## begin Data provided

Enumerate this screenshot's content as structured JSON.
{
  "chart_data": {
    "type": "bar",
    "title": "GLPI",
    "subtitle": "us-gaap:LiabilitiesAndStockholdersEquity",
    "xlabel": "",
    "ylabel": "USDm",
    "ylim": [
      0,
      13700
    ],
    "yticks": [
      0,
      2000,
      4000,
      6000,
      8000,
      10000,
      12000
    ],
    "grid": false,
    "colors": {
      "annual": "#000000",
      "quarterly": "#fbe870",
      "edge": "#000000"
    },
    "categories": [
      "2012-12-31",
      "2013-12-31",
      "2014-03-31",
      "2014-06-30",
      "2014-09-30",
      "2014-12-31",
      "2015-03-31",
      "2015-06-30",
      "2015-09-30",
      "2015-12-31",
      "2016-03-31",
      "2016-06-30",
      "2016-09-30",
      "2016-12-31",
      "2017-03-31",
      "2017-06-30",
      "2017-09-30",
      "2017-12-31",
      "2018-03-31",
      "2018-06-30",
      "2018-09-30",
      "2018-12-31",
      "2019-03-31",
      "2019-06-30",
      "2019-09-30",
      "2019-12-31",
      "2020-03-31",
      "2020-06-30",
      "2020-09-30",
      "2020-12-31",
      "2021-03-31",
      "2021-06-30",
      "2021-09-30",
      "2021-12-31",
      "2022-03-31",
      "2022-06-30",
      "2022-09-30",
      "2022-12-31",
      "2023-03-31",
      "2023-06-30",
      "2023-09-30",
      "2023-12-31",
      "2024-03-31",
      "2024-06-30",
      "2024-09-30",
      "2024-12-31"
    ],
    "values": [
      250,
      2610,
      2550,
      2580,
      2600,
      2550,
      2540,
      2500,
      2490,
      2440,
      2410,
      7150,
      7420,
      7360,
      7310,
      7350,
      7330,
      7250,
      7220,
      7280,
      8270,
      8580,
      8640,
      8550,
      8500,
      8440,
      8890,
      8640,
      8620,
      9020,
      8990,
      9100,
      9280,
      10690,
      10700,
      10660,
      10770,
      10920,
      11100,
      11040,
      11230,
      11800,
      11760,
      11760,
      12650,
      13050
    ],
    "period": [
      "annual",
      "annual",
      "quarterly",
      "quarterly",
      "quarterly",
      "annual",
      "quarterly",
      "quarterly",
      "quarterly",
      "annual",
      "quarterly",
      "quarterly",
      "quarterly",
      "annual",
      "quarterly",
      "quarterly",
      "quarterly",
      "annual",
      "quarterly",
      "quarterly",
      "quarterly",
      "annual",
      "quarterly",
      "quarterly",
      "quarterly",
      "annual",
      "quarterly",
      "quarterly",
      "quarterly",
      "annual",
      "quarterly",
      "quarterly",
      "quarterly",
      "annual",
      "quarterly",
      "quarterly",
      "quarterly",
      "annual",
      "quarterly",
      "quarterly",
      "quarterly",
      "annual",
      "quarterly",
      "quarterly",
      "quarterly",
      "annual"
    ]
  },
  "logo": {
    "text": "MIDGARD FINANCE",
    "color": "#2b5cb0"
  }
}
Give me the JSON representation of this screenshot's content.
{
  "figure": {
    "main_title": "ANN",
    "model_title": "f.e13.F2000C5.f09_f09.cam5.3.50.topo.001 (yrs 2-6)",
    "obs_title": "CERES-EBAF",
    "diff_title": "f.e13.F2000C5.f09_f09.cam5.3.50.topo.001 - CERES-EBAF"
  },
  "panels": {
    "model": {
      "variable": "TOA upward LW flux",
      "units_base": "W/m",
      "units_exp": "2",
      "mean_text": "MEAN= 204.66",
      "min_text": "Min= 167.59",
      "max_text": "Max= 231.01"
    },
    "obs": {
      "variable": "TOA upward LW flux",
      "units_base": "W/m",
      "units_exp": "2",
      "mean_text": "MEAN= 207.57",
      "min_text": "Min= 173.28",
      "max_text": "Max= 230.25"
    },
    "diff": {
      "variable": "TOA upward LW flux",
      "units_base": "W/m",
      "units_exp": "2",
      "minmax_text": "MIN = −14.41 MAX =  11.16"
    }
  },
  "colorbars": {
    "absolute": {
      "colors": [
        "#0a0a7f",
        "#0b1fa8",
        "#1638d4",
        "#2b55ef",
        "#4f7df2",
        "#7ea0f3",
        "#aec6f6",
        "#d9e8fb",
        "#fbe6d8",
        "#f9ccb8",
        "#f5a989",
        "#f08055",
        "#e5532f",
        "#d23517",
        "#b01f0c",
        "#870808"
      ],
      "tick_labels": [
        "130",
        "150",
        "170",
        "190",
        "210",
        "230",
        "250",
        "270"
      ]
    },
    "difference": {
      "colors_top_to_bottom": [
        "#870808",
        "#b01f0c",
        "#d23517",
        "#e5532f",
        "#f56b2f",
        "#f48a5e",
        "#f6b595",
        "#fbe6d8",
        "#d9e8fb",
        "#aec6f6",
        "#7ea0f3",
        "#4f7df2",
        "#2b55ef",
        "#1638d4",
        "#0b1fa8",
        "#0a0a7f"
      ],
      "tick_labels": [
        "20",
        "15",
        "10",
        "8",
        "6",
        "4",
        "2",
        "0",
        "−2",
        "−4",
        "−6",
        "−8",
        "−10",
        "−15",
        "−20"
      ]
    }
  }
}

## end Data provided
## begin Data provided

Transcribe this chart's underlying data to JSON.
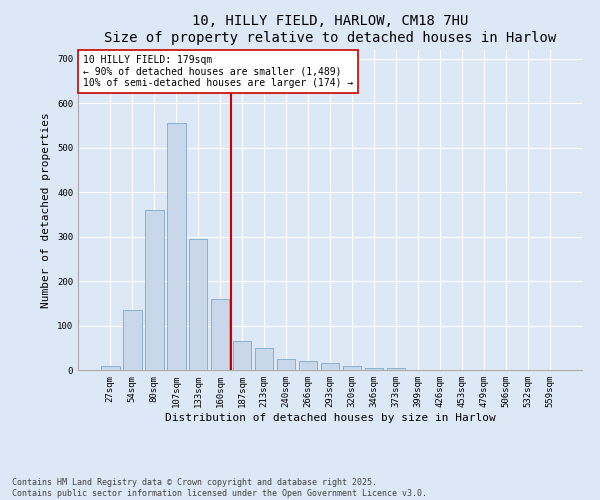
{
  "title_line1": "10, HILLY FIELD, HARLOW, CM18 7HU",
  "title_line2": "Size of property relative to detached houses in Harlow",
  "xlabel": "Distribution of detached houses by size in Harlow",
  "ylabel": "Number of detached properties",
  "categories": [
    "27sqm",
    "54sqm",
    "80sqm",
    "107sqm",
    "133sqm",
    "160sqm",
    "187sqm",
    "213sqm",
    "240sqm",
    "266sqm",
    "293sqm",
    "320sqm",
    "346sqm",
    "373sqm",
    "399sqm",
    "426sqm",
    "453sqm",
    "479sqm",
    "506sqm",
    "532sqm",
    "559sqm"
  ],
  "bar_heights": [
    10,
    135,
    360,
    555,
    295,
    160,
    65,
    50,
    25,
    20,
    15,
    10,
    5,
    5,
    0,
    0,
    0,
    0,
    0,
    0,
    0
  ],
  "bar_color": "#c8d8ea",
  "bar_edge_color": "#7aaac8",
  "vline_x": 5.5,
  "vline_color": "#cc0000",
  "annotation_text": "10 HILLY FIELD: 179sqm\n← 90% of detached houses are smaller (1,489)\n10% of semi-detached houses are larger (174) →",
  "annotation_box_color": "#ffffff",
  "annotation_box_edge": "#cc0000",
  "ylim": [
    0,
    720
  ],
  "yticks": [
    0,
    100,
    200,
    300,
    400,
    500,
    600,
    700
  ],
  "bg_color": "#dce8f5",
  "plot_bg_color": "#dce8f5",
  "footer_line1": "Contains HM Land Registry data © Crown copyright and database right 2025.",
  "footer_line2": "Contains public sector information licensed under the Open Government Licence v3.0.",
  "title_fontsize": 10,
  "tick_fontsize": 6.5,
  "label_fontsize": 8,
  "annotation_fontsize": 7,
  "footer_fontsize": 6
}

## end Data provided

Spot every line that holds "Contains" and copy it.

* Written response *
  "footer_line1": "Contains HM Land Registry data © Crown copyright and database right 2025.",
  "footer_line2": "Contains public sector information licensed under the Open Government Licence v3.0.",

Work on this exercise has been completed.